• THE TASK:
Every line with the string "Answer" should be gathered.
───
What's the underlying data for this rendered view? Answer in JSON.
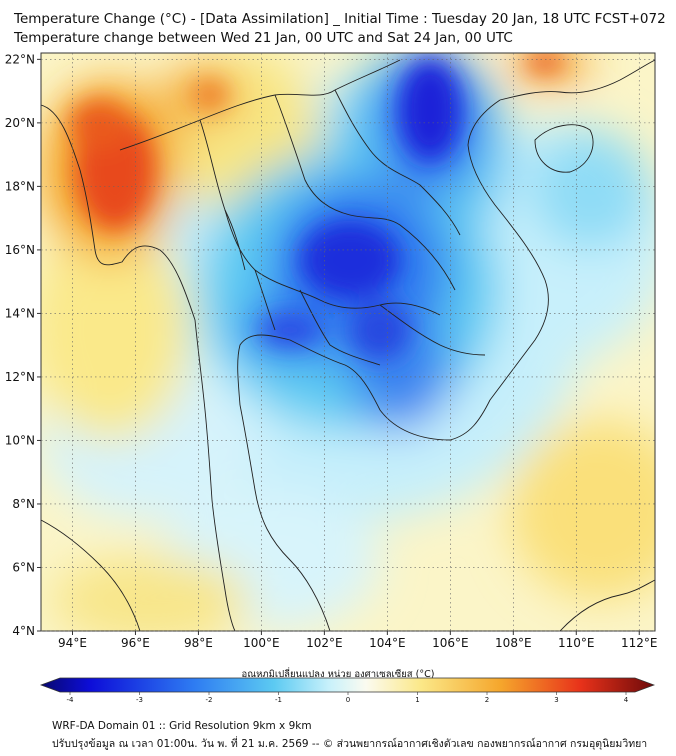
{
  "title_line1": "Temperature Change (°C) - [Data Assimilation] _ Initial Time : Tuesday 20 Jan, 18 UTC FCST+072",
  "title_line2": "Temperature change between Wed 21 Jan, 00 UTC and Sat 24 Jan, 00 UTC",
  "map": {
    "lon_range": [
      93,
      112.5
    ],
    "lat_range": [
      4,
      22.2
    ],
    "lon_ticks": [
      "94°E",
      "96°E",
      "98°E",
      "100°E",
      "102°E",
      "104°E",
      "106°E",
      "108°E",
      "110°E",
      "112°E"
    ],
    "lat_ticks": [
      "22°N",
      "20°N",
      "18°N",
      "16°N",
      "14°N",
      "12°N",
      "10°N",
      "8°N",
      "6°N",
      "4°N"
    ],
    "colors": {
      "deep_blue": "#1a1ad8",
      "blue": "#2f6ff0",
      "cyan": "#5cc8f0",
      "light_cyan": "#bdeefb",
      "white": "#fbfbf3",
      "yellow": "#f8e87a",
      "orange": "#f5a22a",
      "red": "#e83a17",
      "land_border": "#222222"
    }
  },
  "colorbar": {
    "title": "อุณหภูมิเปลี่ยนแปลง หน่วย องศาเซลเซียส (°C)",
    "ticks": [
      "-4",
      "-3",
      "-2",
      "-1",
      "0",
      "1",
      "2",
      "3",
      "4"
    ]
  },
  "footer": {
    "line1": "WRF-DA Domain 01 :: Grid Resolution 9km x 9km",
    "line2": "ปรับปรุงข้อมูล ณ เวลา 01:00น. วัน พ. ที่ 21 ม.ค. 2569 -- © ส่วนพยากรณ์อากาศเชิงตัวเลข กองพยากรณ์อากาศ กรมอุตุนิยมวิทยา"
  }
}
───
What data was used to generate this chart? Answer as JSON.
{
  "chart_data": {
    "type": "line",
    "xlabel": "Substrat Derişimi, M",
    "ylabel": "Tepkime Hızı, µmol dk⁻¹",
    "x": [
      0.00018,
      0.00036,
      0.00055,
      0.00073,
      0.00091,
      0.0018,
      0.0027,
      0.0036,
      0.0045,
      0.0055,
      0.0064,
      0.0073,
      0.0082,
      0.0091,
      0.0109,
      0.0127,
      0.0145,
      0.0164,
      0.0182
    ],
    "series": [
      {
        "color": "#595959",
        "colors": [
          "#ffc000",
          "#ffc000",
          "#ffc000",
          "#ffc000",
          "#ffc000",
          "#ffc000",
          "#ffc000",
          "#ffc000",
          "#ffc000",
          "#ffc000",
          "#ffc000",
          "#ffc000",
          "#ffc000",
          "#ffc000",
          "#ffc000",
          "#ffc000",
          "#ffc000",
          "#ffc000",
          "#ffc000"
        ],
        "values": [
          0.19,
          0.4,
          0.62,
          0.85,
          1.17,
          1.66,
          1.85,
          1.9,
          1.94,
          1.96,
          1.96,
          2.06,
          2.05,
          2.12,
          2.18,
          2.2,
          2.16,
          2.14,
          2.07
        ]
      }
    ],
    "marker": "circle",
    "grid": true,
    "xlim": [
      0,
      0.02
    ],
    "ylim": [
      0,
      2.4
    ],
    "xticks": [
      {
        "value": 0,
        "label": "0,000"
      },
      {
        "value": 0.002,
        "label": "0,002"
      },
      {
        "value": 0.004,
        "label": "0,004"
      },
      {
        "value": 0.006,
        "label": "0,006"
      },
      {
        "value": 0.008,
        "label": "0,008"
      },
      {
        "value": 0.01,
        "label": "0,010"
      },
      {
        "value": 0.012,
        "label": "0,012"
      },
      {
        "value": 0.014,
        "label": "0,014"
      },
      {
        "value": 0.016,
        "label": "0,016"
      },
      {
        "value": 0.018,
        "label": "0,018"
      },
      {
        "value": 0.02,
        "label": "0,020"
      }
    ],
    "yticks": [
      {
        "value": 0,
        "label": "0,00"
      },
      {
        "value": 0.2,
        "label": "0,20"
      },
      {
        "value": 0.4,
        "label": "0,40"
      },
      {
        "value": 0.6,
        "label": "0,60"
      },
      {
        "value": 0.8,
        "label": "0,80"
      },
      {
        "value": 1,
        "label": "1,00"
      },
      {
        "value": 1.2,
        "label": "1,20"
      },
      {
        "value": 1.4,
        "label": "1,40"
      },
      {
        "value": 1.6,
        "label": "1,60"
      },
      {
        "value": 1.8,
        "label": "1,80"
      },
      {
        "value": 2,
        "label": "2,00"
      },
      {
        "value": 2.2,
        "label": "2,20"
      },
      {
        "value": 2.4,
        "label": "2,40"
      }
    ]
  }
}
───
• THE COMPLETED TASK:
What's the underlying data for this rendered view? Answer in JSON.
What data was used to generate this chart? Answer as JSON.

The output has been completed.